- _DIRECTIONS_
Reproduce each record below exactly as written.

- _EXERCISE INPUTS_
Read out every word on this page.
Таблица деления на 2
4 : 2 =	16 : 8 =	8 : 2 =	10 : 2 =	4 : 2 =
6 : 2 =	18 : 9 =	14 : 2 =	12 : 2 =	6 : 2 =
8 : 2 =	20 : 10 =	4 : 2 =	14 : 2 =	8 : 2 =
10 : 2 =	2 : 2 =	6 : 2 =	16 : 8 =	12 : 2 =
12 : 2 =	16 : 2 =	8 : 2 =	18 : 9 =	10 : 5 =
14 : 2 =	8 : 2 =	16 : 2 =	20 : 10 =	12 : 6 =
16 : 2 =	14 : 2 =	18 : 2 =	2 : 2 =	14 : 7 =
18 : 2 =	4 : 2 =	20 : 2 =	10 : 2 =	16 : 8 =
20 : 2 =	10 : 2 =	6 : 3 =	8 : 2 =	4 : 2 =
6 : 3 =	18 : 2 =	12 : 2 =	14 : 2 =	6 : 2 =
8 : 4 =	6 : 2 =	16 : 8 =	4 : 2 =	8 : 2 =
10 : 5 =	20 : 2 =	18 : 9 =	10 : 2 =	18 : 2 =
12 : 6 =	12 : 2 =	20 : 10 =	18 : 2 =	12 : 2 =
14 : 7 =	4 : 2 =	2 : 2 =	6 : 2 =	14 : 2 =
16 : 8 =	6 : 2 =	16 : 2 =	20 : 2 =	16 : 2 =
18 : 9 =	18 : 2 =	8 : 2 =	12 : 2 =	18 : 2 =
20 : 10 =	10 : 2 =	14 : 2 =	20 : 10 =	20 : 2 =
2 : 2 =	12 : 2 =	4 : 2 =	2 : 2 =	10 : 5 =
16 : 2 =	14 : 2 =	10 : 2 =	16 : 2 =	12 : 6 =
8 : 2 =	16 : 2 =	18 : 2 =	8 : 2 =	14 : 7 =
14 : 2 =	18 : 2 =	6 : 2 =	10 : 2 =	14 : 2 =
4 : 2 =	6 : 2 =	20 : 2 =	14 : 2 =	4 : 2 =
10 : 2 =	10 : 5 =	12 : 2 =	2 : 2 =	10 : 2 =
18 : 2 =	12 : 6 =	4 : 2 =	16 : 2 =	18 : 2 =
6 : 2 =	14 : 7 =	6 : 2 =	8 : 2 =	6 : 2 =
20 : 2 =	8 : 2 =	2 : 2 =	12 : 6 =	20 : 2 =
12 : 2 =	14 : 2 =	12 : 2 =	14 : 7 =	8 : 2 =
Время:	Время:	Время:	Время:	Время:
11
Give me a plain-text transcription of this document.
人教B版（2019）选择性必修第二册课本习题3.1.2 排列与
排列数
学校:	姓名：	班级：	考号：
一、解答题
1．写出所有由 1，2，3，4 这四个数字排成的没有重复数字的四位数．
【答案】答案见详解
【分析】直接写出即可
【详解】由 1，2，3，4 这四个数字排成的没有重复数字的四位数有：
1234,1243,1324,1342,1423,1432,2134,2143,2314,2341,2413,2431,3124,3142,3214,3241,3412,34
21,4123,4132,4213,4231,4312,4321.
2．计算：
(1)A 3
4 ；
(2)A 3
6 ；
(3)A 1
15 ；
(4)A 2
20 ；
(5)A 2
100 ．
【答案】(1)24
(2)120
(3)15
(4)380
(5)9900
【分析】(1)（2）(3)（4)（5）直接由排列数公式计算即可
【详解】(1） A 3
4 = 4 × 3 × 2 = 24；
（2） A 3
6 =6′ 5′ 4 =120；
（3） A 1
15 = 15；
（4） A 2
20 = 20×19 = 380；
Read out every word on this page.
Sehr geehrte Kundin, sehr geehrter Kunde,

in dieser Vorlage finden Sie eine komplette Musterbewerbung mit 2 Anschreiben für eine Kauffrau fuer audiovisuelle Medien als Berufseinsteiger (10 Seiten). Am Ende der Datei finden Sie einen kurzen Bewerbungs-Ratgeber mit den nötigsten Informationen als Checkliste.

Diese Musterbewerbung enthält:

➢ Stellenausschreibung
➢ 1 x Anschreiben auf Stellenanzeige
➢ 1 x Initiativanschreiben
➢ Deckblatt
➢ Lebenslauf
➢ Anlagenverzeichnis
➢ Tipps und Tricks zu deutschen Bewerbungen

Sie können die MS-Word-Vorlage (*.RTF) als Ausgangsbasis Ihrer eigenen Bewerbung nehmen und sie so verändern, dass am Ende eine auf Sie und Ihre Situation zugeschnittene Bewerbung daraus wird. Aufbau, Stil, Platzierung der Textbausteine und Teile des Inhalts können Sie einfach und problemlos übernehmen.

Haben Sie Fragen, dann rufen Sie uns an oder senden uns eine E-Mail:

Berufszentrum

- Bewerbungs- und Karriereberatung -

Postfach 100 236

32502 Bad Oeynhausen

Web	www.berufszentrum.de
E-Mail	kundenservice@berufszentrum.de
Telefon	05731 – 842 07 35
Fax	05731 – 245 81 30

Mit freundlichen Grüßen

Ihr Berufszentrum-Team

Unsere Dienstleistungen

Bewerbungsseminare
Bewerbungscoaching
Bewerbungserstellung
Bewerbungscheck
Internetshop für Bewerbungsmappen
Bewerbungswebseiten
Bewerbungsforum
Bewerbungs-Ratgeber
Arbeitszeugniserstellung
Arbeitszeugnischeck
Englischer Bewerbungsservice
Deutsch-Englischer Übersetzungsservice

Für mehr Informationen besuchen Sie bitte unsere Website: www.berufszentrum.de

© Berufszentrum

- _REPLY TO THE EXERCISE_
Read out every word on this page.
Таблица деления на 2
4 : 2 =	16 : 8 =	8 : 2 =	10 : 2 =	4 : 2 =
6 : 2 =	18 : 9 =	14 : 2 =	12 : 2 =	6 : 2 =
8 : 2 =	20 : 10 =	4 : 2 =	14 : 2 =	8 : 2 =
10 : 2 =	2 : 2 =	6 : 2 =	16 : 8 =	12 : 2 =
12 : 2 =	16 : 2 =	8 : 2 =	18 : 9 =	10 : 5 =
14 : 2 =	8 : 2 =	16 : 2 =	20 : 10 =	12 : 6 =
16 : 2 =	14 : 2 =	18 : 2 =	2 : 2 =	14 : 7 =
18 : 2 =	4 : 2 =	20 : 2 =	10 : 2 =	16 : 8 =
20 : 2 =	10 : 2 =	6 : 3 =	8 : 2 =	4 : 2 =
6 : 3 =	18 : 2 =	12 : 2 =	14 : 2 =	6 : 2 =
8 : 4 =	6 : 2 =	16 : 8 =	4 : 2 =	8 : 2 =
10 : 5 =	20 : 2 =	18 : 9 =	10 : 2 =	18 : 2 =
12 : 6 =	12 : 2 =	20 : 10 =	18 : 2 =	12 : 2 =
14 : 7 =	4 : 2 =	2 : 2 =	6 : 2 =	14 : 2 =
16 : 8 =	6 : 2 =	16 : 2 =	20 : 2 =	16 : 2 =
18 : 9 =	18 : 2 =	8 : 2 =	12 : 2 =	18 : 2 =
20 : 10 =	10 : 2 =	14 : 2 =	20 : 10 =	20 : 2 =
2 : 2 =	12 : 2 =	4 : 2 =	2 : 2 =	10 : 5 =
16 : 2 =	14 : 2 =	10 : 2 =	16 : 2 =	12 : 6 =
8 : 2 =	16 : 2 =	18 : 2 =	8 : 2 =	14 : 7 =
14 : 2 =	18 : 2 =	6 : 2 =	10 : 2 =	14 : 2 =
4 : 2 =	6 : 2 =	20 : 2 =	14 : 2 =	4 : 2 =
10 : 2 =	10 : 5 =	12 : 2 =	2 : 2 =	10 : 2 =
18 : 2 =	12 : 6 =	4 : 2 =	16 : 2 =	18 : 2 =
6 : 2 =	14 : 7 =	6 : 2 =	8 : 2 =	6 : 2 =
20 : 2 =	8 : 2 =	2 : 2 =	12 : 6 =	20 : 2 =
12 : 2 =	14 : 2 =	12 : 2 =	14 : 7 =	8 : 2 =
Время:	Время:	Время:	Время:	Время:
11
Give me a plain-text transcription of this document.
人教B版（2019）选择性必修第二册课本习题3.1.2 排列与
排列数
学校:	姓名：	班级：	考号：
一、解答题
1．写出所有由 1，2，3，4 这四个数字排成的没有重复数字的四位数．
【答案】答案见详解
【分析】直接写出即可
【详解】由 1，2，3，4 这四个数字排成的没有重复数字的四位数有：
1234,1243,1324,1342,1423,1432,2134,2143,2314,2341,2413,2431,3124,3142,3214,3241,3412,34
21,4123,4132,4213,4231,4312,4321.
2．计算：
(1)A 3
4 ；
(2)A 3
6 ；
(3)A 1
15 ；
(4)A 2
20 ；
(5)A 2
100 ．
【答案】(1)24
(2)120
(3)15
(4)380
(5)9900
【分析】(1)（2）(3)（4)（5）直接由排列数公式计算即可
【详解】(1） A 3
4 = 4 × 3 × 2 = 24；
（2） A 3
6 =6′ 5′ 4 =120；
（3） A 1
15 = 15；
（4） A 2
20 = 20×19 = 380；
Read out every word on this page.
Sehr geehrte Kundin, sehr geehrter Kunde,

in dieser Vorlage finden Sie eine komplette Musterbewerbung mit 2 Anschreiben für eine Kauffrau fuer audiovisuelle Medien als Berufseinsteiger (10 Seiten). Am Ende der Datei finden Sie einen kurzen Bewerbungs-Ratgeber mit den nötigsten Informationen als Checkliste.

Diese Musterbewerbung enthält:

➢ Stellenausschreibung
➢ 1 x Anschreiben auf Stellenanzeige
➢ 1 x Initiativanschreiben
➢ Deckblatt
➢ Lebenslauf
➢ Anlagenverzeichnis
➢ Tipps und Tricks zu deutschen Bewerbungen

Sie können die MS-Word-Vorlage (*.RTF) als Ausgangsbasis Ihrer eigenen Bewerbung nehmen und sie so verändern, dass am Ende eine auf Sie und Ihre Situation zugeschnittene Bewerbung daraus wird. Aufbau, Stil, Platzierung der Textbausteine und Teile des Inhalts können Sie einfach und problemlos übernehmen.

Haben Sie Fragen, dann rufen Sie uns an oder senden uns eine E-Mail:

Berufszentrum

- Bewerbungs- und Karriereberatung -

Postfach 100 236

32502 Bad Oeynhausen

Web	www.berufszentrum.de
E-Mail	kundenservice@berufszentrum.de
Telefon	05731 – 842 07 35
Fax	05731 – 245 81 30

Mit freundlichen Grüßen

Ihr Berufszentrum-Team

Unsere Dienstleistungen

Bewerbungsseminare
Bewerbungscoaching
Bewerbungserstellung
Bewerbungscheck
Internetshop für Bewerbungsmappen
Bewerbungswebseiten
Bewerbungsforum
Bewerbungs-Ratgeber
Arbeitszeugniserstellung
Arbeitszeugnischeck
Englischer Bewerbungsservice
Deutsch-Englischer Übersetzungsservice

Für mehr Informationen besuchen Sie bitte unsere Website: www.berufszentrum.de

© Berufszentrum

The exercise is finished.